Description of the task
The response must restate all of the data word for word.

Text content records for pages
· · ·

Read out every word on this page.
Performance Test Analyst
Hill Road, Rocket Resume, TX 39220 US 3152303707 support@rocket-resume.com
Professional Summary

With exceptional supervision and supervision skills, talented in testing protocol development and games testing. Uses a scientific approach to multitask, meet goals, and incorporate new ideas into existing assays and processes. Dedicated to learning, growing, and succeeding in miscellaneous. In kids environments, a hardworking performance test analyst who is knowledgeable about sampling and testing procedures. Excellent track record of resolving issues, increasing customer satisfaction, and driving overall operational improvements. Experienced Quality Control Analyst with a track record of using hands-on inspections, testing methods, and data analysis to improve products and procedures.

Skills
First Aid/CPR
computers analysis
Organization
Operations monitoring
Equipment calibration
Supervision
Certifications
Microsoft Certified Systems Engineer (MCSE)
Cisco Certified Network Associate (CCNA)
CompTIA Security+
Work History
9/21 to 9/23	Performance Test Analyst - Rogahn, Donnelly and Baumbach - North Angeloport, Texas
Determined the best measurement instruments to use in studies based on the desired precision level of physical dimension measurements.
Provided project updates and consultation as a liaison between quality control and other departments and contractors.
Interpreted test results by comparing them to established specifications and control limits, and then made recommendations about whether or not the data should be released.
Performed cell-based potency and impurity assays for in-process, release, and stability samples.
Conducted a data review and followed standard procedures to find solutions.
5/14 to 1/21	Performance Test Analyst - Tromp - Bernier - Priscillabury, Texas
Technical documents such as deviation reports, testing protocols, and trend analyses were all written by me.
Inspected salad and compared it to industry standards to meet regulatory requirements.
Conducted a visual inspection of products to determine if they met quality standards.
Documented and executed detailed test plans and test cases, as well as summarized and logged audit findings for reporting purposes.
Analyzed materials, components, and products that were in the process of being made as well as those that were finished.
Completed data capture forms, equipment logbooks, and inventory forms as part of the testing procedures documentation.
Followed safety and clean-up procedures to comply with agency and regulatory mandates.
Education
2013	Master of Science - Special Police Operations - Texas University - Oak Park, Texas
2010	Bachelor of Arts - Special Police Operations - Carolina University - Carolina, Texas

· · ·

Written answer
Read out every word on this page.
Performance Test Analyst
Hill Road, Rocket Resume, TX 39220 US 3152303707 support@rocket-resume.com
Professional Summary

With exceptional supervision and supervision skills, talented in testing protocol development and games testing. Uses a scientific approach to multitask, meet goals, and incorporate new ideas into existing assays and processes. Dedicated to learning, growing, and succeeding in miscellaneous. In kids environments, a hardworking performance test analyst who is knowledgeable about sampling and testing procedures. Excellent track record of resolving issues, increasing customer satisfaction, and driving overall operational improvements. Experienced Quality Control Analyst with a track record of using hands-on inspections, testing methods, and data analysis to improve products and procedures.

Skills
First Aid/CPR
computers analysis
Organization
Operations monitoring
Equipment calibration
Supervision
Certifications
Microsoft Certified Systems Engineer (MCSE)
Cisco Certified Network Associate (CCNA)
CompTIA Security+
Work History
9/21 to 9/23	Performance Test Analyst - Rogahn, Donnelly and Baumbach - North Angeloport, Texas
Determined the best measurement instruments to use in studies based on the desired precision level of physical dimension measurements.
Provided project updates and consultation as a liaison between quality control and other departments and contractors.
Interpreted test results by comparing them to established specifications and control limits, and then made recommendations about whether or not the data should be released.
Performed cell-based potency and impurity assays for in-process, release, and stability samples.
Conducted a data review and followed standard procedures to find solutions.
5/14 to 1/21	Performance Test Analyst - Tromp - Bernier - Priscillabury, Texas
Technical documents such as deviation reports, testing protocols, and trend analyses were all written by me.
Inspected salad and compared it to industry standards to meet regulatory requirements.
Conducted a visual inspection of products to determine if they met quality standards.
Documented and executed detailed test plans and test cases, as well as summarized and logged audit findings for reporting purposes.
Analyzed materials, components, and products that were in the process of being made as well as those that were finished.
Completed data capture forms, equipment logbooks, and inventory forms as part of the testing procedures documentation.
Followed safety and clean-up procedures to comply with agency and regulatory mandates.
Education
2013	Master of Science - Special Police Operations - Texas University - Oak Park, Texas
2010	Bachelor of Arts - Special Police Operations - Carolina University - Carolina, Texas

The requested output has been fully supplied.